• [EXERCISE DIRECTIONS] The entries need to be copied exactly.

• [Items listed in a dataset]
::::::

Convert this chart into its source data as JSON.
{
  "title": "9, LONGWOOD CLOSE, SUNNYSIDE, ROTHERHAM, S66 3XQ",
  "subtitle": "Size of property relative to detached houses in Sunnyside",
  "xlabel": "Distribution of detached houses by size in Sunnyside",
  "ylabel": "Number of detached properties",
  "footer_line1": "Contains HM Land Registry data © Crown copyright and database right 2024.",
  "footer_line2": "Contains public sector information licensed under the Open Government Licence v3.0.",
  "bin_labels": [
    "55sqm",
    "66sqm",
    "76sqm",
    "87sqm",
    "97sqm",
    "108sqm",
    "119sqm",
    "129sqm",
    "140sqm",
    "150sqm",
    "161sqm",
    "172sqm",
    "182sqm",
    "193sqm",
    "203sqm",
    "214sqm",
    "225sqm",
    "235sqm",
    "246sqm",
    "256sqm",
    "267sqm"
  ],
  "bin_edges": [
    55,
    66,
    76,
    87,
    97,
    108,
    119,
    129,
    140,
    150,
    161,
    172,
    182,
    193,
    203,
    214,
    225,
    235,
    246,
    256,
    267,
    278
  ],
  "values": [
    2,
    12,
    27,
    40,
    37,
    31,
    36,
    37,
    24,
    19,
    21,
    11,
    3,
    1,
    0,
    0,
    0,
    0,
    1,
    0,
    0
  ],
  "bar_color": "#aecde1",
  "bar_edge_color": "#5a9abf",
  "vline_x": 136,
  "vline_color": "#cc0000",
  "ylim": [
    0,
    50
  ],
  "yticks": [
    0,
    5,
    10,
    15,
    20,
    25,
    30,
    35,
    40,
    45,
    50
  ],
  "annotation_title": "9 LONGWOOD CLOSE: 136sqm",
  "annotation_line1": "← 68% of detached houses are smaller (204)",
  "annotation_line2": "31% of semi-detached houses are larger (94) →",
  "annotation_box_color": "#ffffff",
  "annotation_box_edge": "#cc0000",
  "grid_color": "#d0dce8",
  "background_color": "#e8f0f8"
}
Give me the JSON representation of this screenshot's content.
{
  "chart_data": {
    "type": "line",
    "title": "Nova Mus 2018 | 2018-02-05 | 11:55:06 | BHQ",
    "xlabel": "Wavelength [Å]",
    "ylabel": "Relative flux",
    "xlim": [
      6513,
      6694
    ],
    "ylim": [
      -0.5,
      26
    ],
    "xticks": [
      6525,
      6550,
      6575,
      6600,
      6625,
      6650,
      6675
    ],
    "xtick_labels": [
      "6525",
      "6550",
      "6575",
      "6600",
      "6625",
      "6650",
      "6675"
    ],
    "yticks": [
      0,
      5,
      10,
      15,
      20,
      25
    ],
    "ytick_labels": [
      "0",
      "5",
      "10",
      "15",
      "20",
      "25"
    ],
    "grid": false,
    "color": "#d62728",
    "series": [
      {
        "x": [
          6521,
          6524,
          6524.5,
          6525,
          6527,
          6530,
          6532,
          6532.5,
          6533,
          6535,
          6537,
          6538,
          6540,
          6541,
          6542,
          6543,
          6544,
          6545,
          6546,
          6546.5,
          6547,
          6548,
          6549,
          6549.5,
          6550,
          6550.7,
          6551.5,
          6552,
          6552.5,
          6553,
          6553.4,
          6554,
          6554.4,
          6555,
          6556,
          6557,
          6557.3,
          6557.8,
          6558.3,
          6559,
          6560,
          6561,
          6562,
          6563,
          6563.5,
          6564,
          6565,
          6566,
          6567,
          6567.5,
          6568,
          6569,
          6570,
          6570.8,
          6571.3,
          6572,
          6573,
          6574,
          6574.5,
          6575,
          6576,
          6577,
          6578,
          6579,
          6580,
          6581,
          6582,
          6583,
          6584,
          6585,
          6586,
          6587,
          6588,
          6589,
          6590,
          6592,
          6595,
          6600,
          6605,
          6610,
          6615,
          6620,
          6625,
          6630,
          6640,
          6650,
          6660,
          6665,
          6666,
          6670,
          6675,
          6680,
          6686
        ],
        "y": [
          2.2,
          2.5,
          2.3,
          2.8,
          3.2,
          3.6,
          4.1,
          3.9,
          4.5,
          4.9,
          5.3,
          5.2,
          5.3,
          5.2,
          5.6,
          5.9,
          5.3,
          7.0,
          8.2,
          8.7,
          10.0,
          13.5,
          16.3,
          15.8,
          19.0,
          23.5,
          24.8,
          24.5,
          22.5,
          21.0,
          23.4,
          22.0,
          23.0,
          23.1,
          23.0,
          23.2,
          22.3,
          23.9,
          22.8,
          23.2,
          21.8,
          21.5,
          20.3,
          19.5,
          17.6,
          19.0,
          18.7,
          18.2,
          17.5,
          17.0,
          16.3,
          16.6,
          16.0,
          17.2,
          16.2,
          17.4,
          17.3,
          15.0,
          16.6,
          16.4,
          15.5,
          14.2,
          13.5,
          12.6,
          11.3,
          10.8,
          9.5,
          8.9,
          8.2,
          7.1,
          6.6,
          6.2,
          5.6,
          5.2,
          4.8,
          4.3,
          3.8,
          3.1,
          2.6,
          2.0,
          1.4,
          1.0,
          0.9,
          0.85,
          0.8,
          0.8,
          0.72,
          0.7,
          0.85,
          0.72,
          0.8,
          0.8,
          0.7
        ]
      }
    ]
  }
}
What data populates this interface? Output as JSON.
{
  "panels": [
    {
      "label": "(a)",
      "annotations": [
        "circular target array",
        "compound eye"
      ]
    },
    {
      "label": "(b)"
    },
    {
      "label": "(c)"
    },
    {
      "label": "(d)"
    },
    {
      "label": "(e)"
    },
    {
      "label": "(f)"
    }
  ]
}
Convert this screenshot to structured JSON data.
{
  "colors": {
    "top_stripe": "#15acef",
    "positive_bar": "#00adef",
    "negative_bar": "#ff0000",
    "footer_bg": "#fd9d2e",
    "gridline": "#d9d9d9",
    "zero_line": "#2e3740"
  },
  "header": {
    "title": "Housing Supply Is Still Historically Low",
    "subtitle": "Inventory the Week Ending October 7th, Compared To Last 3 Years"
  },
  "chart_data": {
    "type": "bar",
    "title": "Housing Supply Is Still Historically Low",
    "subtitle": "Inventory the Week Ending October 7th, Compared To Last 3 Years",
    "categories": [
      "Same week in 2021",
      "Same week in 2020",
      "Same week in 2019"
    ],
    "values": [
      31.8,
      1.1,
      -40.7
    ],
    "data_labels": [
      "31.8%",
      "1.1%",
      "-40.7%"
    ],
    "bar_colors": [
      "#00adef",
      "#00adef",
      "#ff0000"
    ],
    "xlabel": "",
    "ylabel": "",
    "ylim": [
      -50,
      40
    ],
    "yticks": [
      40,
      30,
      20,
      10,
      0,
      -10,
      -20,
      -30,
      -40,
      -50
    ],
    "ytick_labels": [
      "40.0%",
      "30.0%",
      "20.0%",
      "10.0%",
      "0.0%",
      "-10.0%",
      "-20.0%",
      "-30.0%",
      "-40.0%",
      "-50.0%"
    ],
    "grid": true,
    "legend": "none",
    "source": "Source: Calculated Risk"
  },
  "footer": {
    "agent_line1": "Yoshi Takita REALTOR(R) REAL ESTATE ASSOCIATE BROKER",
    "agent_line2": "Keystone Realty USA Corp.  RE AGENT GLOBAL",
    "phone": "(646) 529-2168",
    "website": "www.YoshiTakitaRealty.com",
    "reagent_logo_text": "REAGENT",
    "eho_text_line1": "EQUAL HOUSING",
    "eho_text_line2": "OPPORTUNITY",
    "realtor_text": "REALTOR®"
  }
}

::::::

• [SOLUTION FOR THIS PROBLEM]
Convert this chart into its source data as JSON.
{
  "title": "9, LONGWOOD CLOSE, SUNNYSIDE, ROTHERHAM, S66 3XQ",
  "subtitle": "Size of property relative to detached houses in Sunnyside",
  "xlabel": "Distribution of detached houses by size in Sunnyside",
  "ylabel": "Number of detached properties",
  "footer_line1": "Contains HM Land Registry data © Crown copyright and database right 2024.",
  "footer_line2": "Contains public sector information licensed under the Open Government Licence v3.0.",
  "bin_labels": [
    "55sqm",
    "66sqm",
    "76sqm",
    "87sqm",
    "97sqm",
    "108sqm",
    "119sqm",
    "129sqm",
    "140sqm",
    "150sqm",
    "161sqm",
    "172sqm",
    "182sqm",
    "193sqm",
    "203sqm",
    "214sqm",
    "225sqm",
    "235sqm",
    "246sqm",
    "256sqm",
    "267sqm"
  ],
  "bin_edges": [
    55,
    66,
    76,
    87,
    97,
    108,
    119,
    129,
    140,
    150,
    161,
    172,
    182,
    193,
    203,
    214,
    225,
    235,
    246,
    256,
    267,
    278
  ],
  "values": [
    2,
    12,
    27,
    40,
    37,
    31,
    36,
    37,
    24,
    19,
    21,
    11,
    3,
    1,
    0,
    0,
    0,
    0,
    1,
    0,
    0
  ],
  "bar_color": "#aecde1",
  "bar_edge_color": "#5a9abf",
  "vline_x": 136,
  "vline_color": "#cc0000",
  "ylim": [
    0,
    50
  ],
  "yticks": [
    0,
    5,
    10,
    15,
    20,
    25,
    30,
    35,
    40,
    45,
    50
  ],
  "annotation_title": "9 LONGWOOD CLOSE: 136sqm",
  "annotation_line1": "← 68% of detached houses are smaller (204)",
  "annotation_line2": "31% of semi-detached houses are larger (94) →",
  "annotation_box_color": "#ffffff",
  "annotation_box_edge": "#cc0000",
  "grid_color": "#d0dce8",
  "background_color": "#e8f0f8"
}
Give me the JSON representation of this screenshot's content.
{
  "chart_data": {
    "type": "line",
    "title": "Nova Mus 2018 | 2018-02-05 | 11:55:06 | BHQ",
    "xlabel": "Wavelength [Å]",
    "ylabel": "Relative flux",
    "xlim": [
      6513,
      6694
    ],
    "ylim": [
      -0.5,
      26
    ],
    "xticks": [
      6525,
      6550,
      6575,
      6600,
      6625,
      6650,
      6675
    ],
    "xtick_labels": [
      "6525",
      "6550",
      "6575",
      "6600",
      "6625",
      "6650",
      "6675"
    ],
    "yticks": [
      0,
      5,
      10,
      15,
      20,
      25
    ],
    "ytick_labels": [
      "0",
      "5",
      "10",
      "15",
      "20",
      "25"
    ],
    "grid": false,
    "color": "#d62728",
    "series": [
      {
        "x": [
          6521,
          6524,
          6524.5,
          6525,
          6527,
          6530,
          6532,
          6532.5,
          6533,
          6535,
          6537,
          6538,
          6540,
          6541,
          6542,
          6543,
          6544,
          6545,
          6546,
          6546.5,
          6547,
          6548,
          6549,
          6549.5,
          6550,
          6550.7,
          6551.5,
          6552,
          6552.5,
          6553,
          6553.4,
          6554,
          6554.4,
          6555,
          6556,
          6557,
          6557.3,
          6557.8,
          6558.3,
          6559,
          6560,
          6561,
          6562,
          6563,
          6563.5,
          6564,
          6565,
          6566,
          6567,
          6567.5,
          6568,
          6569,
          6570,
          6570.8,
          6571.3,
          6572,
          6573,
          6574,
          6574.5,
          6575,
          6576,
          6577,
          6578,
          6579,
          6580,
          6581,
          6582,
          6583,
          6584,
          6585,
          6586,
          6587,
          6588,
          6589,
          6590,
          6592,
          6595,
          6600,
          6605,
          6610,
          6615,
          6620,
          6625,
          6630,
          6640,
          6650,
          6660,
          6665,
          6666,
          6670,
          6675,
          6680,
          6686
        ],
        "y": [
          2.2,
          2.5,
          2.3,
          2.8,
          3.2,
          3.6,
          4.1,
          3.9,
          4.5,
          4.9,
          5.3,
          5.2,
          5.3,
          5.2,
          5.6,
          5.9,
          5.3,
          7.0,
          8.2,
          8.7,
          10.0,
          13.5,
          16.3,
          15.8,
          19.0,
          23.5,
          24.8,
          24.5,
          22.5,
          21.0,
          23.4,
          22.0,
          23.0,
          23.1,
          23.0,
          23.2,
          22.3,
          23.9,
          22.8,
          23.2,
          21.8,
          21.5,
          20.3,
          19.5,
          17.6,
          19.0,
          18.7,
          18.2,
          17.5,
          17.0,
          16.3,
          16.6,
          16.0,
          17.2,
          16.2,
          17.4,
          17.3,
          15.0,
          16.6,
          16.4,
          15.5,
          14.2,
          13.5,
          12.6,
          11.3,
          10.8,
          9.5,
          8.9,
          8.2,
          7.1,
          6.6,
          6.2,
          5.6,
          5.2,
          4.8,
          4.3,
          3.8,
          3.1,
          2.6,
          2.0,
          1.4,
          1.0,
          0.9,
          0.85,
          0.8,
          0.8,
          0.72,
          0.7,
          0.85,
          0.72,
          0.8,
          0.8,
          0.7
        ]
      }
    ]
  }
}
What data populates this interface? Output as JSON.
{
  "panels": [
    {
      "label": "(a)",
      "annotations": [
        "circular target array",
        "compound eye"
      ]
    },
    {
      "label": "(b)"
    },
    {
      "label": "(c)"
    },
    {
      "label": "(d)"
    },
    {
      "label": "(e)"
    },
    {
      "label": "(f)"
    }
  ]
}
Convert this screenshot to structured JSON data.
{
  "colors": {
    "top_stripe": "#15acef",
    "positive_bar": "#00adef",
    "negative_bar": "#ff0000",
    "footer_bg": "#fd9d2e",
    "gridline": "#d9d9d9",
    "zero_line": "#2e3740"
  },
  "header": {
    "title": "Housing Supply Is Still Historically Low",
    "subtitle": "Inventory the Week Ending October 7th, Compared To Last 3 Years"
  },
  "chart_data": {
    "type": "bar",
    "title": "Housing Supply Is Still Historically Low",
    "subtitle": "Inventory the Week Ending October 7th, Compared To Last 3 Years",
    "categories": [
      "Same week in 2021",
      "Same week in 2020",
      "Same week in 2019"
    ],
    "values": [
      31.8,
      1.1,
      -40.7
    ],
    "data_labels": [
      "31.8%",
      "1.1%",
      "-40.7%"
    ],
    "bar_colors": [
      "#00adef",
      "#00adef",
      "#ff0000"
    ],
    "xlabel": "",
    "ylabel": "",
    "ylim": [
      -50,
      40
    ],
    "yticks": [
      40,
      30,
      20,
      10,
      0,
      -10,
      -20,
      -30,
      -40,
      -50
    ],
    "ytick_labels": [
      "40.0%",
      "30.0%",
      "20.0%",
      "10.0%",
      "0.0%",
      "-10.0%",
      "-20.0%",
      "-30.0%",
      "-40.0%",
      "-50.0%"
    ],
    "grid": true,
    "legend": "none",
    "source": "Source: Calculated Risk"
  },
  "footer": {
    "agent_line1": "Yoshi Takita REALTOR(R) REAL ESTATE ASSOCIATE BROKER",
    "agent_line2": "Keystone Realty USA Corp.  RE AGENT GLOBAL",
    "phone": "(646) 529-2168",
    "website": "www.YoshiTakitaRealty.com",
    "reagent_logo_text": "REAGENT",
    "eho_text_line1": "EQUAL HOUSING",
    "eho_text_line2": "OPPORTUNITY",
    "realtor_text": "REALTOR®"
  }
}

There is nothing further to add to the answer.